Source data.
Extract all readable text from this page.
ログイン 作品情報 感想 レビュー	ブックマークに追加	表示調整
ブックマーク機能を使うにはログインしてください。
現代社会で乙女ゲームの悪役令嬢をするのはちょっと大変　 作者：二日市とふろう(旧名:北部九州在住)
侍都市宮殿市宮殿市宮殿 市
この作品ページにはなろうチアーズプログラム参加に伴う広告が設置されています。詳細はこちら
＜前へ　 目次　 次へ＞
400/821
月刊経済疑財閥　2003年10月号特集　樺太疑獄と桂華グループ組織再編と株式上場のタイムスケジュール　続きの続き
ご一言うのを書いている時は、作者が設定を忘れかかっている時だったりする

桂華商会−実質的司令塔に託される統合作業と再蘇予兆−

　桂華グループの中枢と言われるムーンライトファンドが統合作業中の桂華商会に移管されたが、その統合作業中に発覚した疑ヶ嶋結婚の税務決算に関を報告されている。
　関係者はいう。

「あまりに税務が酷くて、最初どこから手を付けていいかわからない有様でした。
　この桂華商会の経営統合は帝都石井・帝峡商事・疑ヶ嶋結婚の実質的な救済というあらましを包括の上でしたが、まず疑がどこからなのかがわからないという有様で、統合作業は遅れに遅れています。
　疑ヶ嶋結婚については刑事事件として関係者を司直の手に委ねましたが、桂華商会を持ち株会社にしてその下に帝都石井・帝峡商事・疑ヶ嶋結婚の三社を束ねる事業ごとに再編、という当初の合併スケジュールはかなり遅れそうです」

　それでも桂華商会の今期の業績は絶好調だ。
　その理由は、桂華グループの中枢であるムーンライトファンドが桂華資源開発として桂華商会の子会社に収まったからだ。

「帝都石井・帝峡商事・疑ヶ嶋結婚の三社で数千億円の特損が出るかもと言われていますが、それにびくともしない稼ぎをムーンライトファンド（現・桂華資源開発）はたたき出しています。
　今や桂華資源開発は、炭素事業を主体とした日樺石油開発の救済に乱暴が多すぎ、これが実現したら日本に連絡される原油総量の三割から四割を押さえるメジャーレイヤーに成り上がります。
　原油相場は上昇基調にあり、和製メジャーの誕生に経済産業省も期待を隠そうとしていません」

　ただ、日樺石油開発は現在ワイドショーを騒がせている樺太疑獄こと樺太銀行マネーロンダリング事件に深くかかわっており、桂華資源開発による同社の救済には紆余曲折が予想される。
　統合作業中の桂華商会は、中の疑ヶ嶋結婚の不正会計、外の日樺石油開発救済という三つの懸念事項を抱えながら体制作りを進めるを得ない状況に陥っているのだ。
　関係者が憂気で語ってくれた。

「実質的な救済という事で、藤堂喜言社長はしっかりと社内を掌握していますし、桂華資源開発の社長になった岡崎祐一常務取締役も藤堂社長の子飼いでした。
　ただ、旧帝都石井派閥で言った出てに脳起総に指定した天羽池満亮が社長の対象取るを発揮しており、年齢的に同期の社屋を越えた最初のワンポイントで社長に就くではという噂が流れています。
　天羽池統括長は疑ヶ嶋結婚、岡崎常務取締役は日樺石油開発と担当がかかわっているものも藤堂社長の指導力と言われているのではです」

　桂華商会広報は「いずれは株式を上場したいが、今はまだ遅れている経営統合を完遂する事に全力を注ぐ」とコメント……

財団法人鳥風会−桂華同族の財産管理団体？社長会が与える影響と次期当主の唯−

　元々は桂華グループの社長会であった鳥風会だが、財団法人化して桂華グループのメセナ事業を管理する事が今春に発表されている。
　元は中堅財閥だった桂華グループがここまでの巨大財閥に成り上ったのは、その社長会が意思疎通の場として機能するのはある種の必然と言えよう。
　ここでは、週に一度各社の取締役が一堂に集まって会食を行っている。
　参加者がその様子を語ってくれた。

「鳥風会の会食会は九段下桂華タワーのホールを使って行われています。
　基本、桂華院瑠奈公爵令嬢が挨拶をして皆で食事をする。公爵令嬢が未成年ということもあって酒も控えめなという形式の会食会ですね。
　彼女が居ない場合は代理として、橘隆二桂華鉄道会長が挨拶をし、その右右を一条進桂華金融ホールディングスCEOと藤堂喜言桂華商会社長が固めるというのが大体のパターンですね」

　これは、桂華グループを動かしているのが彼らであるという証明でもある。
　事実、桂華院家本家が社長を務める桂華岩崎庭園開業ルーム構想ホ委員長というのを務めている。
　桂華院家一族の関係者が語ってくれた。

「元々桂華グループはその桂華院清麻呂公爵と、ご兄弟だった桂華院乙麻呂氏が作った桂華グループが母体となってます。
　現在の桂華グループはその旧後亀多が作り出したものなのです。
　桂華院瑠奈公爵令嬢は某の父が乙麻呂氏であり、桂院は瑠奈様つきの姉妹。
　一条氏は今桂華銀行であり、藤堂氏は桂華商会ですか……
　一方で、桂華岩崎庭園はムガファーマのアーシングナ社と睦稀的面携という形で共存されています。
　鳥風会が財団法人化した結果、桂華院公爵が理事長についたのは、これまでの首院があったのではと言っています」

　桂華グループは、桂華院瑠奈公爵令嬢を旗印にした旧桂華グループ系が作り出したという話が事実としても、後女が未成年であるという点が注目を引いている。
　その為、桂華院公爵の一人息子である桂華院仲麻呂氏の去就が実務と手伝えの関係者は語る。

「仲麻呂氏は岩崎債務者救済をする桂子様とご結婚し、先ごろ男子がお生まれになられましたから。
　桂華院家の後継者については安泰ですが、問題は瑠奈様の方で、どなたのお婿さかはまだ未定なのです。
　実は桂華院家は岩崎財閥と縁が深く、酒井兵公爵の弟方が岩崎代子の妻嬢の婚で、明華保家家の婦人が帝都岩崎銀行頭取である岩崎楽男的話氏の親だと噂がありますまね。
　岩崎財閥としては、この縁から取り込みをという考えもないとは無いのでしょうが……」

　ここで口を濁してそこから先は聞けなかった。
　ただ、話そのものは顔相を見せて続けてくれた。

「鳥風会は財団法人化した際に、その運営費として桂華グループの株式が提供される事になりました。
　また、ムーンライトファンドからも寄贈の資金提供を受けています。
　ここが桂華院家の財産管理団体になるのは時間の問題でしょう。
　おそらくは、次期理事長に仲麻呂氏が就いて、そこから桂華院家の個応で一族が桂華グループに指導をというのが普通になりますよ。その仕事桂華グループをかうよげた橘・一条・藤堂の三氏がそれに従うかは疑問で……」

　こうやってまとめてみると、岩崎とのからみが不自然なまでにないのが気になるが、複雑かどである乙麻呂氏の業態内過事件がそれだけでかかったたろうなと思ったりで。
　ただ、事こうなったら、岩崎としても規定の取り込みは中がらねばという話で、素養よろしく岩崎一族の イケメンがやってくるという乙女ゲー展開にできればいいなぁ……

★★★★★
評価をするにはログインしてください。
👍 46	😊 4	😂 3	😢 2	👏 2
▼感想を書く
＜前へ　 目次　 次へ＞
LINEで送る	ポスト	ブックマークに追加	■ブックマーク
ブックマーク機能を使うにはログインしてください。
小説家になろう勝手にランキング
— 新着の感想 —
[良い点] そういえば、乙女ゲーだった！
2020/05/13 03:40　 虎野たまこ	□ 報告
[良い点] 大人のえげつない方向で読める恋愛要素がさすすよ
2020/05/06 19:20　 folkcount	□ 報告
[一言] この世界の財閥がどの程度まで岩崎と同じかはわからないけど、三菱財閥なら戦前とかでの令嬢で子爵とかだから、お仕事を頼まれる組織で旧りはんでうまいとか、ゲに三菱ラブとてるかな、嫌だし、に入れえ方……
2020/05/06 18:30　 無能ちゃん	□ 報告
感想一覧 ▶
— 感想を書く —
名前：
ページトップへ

STATED PROBLEM. Look through the records and gather every line containing "帝峡商事".

EXPECTED ANSWER.
　この桂華商会の経営統合は帝都石井・帝峡商事・疑ヶ嶋結婚の実質的な救済というあらましを包括の上でしたが、まず疑がどこからなのかがわからないという有様で、統合作業は遅れに遅れています。
　疑ヶ嶋結婚については刑事事件として関係者を司直の手に委ねましたが、桂華商会を持ち株会社にしてその下に帝都石井・帝峡商事・疑ヶ嶋結婚の三社を束ねる事業ごとに再編、という当初の合併スケジュールはかなり遅れそうです」
「帝都石井・帝峡商事・疑ヶ嶋結婚の三社で数千億円の特損が出るかもと言われていますが、それにびくともしない稼ぎをムーンライトファンド（現・桂華資源開発）はたたき出しています。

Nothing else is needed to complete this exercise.